Task prompt: Return the records below from the line containing "What's the underlying" onward, exactly, through and including the last line.

Exercise data:
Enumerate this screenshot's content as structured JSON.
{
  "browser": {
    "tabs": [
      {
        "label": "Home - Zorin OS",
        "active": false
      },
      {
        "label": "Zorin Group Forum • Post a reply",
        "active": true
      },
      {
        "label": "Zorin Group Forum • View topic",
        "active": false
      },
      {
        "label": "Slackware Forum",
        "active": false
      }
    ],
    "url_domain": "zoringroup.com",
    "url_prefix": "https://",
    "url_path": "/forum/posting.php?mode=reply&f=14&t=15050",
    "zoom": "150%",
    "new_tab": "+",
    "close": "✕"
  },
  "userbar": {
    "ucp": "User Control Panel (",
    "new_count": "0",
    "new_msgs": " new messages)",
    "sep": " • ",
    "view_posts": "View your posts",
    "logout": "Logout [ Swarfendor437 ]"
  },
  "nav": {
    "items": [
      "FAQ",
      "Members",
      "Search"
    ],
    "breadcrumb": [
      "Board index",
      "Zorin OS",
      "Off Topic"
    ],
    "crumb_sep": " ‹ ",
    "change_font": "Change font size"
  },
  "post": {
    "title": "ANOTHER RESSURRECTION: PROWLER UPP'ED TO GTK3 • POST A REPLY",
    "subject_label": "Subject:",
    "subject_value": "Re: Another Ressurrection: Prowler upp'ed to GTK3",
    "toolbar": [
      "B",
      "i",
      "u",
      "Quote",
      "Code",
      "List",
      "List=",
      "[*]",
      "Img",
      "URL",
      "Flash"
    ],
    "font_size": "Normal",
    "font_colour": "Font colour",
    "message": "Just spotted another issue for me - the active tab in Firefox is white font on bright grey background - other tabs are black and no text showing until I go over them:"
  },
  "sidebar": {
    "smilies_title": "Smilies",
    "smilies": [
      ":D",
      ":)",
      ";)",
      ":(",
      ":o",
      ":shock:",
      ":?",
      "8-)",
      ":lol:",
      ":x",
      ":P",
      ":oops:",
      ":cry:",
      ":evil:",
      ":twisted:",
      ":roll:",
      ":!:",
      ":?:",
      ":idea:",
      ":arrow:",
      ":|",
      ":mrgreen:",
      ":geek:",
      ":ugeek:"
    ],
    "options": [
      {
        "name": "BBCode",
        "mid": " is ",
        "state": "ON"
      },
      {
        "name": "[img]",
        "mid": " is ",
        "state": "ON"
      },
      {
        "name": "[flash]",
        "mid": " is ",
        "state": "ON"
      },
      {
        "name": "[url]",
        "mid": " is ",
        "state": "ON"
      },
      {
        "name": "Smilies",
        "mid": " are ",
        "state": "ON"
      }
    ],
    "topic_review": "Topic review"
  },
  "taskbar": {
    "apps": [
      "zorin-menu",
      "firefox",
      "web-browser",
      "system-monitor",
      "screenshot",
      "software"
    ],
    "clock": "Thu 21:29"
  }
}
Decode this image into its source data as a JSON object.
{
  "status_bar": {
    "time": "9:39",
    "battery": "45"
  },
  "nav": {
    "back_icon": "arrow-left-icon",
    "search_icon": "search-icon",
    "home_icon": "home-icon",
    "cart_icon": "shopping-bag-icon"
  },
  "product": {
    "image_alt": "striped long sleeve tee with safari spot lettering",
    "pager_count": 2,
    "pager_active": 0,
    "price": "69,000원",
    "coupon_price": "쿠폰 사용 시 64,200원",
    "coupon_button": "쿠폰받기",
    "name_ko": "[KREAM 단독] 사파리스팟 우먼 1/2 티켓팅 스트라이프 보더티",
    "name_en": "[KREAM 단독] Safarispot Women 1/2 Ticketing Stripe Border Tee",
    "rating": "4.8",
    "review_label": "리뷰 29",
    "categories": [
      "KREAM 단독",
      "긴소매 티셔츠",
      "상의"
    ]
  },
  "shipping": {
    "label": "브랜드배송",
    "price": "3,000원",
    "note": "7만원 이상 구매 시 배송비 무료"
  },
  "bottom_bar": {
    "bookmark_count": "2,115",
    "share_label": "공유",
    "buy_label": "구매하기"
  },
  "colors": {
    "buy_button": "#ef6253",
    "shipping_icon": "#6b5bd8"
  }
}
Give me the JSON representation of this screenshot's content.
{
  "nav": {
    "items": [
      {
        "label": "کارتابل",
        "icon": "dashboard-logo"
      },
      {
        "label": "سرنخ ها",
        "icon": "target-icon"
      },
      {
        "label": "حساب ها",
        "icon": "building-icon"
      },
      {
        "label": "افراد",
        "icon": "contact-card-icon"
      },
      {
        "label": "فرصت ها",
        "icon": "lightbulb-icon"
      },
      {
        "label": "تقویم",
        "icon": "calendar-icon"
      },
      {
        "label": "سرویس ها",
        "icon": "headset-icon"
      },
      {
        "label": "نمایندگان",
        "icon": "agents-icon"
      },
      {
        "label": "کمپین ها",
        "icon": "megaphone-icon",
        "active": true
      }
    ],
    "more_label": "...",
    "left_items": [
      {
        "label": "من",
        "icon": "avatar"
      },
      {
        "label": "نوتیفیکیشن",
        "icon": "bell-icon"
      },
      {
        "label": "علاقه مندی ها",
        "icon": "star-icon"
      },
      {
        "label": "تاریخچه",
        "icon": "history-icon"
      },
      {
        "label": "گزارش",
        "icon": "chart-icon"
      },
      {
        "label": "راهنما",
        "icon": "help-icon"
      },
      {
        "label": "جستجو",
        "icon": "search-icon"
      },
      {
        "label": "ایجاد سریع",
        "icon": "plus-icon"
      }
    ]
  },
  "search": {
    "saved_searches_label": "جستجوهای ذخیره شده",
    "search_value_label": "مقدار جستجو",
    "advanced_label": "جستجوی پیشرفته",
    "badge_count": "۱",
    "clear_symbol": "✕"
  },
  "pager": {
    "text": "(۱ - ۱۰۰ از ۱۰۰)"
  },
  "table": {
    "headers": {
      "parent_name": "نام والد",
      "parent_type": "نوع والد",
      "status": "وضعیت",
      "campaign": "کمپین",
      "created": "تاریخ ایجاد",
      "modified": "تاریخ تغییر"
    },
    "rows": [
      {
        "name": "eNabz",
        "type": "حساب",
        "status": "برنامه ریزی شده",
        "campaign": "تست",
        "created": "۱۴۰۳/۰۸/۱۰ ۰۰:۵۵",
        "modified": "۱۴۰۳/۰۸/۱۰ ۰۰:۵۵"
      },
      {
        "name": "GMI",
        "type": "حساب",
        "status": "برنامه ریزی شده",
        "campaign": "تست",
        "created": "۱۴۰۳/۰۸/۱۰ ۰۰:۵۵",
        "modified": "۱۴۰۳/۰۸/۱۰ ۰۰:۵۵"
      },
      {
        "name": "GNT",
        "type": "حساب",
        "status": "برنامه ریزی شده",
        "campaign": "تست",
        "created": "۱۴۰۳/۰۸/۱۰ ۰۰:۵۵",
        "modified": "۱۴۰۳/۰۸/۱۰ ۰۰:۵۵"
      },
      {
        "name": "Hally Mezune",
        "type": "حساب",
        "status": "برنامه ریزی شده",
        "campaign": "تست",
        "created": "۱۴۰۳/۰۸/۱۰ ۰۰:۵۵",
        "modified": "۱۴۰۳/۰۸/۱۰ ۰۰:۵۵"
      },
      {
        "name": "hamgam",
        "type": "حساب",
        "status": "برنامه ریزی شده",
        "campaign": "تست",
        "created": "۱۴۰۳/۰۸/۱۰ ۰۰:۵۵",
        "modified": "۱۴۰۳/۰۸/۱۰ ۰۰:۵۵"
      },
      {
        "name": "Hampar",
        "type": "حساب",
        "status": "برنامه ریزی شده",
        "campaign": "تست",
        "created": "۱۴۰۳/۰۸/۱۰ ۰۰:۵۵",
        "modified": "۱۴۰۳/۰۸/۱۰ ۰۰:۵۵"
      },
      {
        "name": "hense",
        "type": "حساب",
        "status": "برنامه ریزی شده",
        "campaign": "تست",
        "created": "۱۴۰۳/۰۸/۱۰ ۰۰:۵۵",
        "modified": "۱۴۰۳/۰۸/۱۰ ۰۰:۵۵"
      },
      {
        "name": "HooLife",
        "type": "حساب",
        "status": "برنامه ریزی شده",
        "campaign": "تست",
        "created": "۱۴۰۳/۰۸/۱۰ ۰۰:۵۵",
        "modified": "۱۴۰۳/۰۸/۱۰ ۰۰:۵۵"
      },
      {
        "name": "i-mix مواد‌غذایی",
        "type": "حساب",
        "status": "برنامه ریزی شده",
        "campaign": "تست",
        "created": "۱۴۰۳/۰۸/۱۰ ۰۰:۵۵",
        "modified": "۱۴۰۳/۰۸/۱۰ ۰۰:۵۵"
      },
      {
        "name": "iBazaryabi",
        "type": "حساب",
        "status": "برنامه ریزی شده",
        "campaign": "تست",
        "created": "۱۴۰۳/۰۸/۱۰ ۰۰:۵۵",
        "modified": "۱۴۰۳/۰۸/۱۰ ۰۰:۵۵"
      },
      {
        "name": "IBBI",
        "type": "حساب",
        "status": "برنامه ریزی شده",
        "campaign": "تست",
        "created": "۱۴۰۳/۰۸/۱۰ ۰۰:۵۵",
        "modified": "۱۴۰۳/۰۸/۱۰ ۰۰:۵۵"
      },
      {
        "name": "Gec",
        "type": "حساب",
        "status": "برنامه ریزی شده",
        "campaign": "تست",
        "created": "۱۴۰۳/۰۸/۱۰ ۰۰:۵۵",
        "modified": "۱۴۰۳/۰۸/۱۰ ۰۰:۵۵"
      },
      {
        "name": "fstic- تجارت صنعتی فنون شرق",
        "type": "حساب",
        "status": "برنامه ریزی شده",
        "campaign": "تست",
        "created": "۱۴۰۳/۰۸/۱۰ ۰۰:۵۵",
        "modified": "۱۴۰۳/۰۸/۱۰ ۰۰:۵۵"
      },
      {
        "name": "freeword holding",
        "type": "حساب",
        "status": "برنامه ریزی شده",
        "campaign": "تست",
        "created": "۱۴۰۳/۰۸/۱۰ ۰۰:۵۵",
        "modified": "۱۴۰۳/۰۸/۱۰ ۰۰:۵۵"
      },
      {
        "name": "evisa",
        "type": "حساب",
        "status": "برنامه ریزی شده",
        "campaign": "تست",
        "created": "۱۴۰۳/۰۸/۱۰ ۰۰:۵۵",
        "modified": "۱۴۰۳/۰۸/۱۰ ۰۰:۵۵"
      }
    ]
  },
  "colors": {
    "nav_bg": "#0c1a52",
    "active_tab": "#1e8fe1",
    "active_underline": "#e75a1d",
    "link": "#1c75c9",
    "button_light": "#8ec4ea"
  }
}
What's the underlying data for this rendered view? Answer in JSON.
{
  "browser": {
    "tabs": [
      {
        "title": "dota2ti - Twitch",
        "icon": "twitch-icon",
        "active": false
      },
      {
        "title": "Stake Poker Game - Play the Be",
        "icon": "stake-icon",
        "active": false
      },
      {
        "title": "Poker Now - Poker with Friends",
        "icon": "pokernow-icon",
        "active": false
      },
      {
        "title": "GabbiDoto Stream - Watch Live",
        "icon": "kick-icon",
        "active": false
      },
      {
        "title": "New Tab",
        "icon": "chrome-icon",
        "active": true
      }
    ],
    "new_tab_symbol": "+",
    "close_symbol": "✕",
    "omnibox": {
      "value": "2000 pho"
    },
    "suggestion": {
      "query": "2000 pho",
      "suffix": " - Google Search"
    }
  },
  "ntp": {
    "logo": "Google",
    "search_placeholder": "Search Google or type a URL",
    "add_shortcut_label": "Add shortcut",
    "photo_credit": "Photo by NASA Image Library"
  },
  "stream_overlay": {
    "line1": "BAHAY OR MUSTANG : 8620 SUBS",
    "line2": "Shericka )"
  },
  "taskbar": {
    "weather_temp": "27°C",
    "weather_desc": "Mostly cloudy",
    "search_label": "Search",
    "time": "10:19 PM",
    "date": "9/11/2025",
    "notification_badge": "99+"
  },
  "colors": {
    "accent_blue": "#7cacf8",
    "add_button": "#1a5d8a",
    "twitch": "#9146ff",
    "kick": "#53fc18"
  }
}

Exercise solution:
What's the underlying data for this rendered view? Answer in JSON.
{
  "browser": {
    "tabs": [
      {
        "title": "dota2ti - Twitch",
        "icon": "twitch-icon",
        "active": false
      },
      {
        "title": "Stake Poker Game - Play the Be",
        "icon": "stake-icon",
        "active": false
      },
      {
        "title": "Poker Now - Poker with Friends",
        "icon": "pokernow-icon",
        "active": false
      },
      {
        "title": "GabbiDoto Stream - Watch Live",
        "icon": "kick-icon",
        "active": false
      },
      {
        "title": "New Tab",
        "icon": "chrome-icon",
        "active": true
      }
    ],
    "new_tab_symbol": "+",
    "close_symbol": "✕",
    "omnibox": {
      "value": "2000 pho"
    },
    "suggestion": {
      "query": "2000 pho",
      "suffix": " - Google Search"
    }
  },
  "ntp": {
    "logo": "Google",
    "search_placeholder": "Search Google or type a URL",
    "add_shortcut_label": "Add shortcut",
    "photo_credit": "Photo by NASA Image Library"
  },
  "stream_overlay": {
    "line1": "BAHAY OR MUSTANG : 8620 SUBS",
    "line2": "Shericka )"
  },
  "taskbar": {
    "weather_temp": "27°C",
    "weather_desc": "Mostly cloudy",
    "search_label": "Search",
    "time": "10:19 PM",
    "date": "9/11/2025",
    "notification_badge": "99+"
  },
  "colors": {
    "accent_blue": "#7cacf8",
    "add_button": "#1a5d8a",
    "twitch": "#9146ff",
    "kick": "#53fc18"
  }
}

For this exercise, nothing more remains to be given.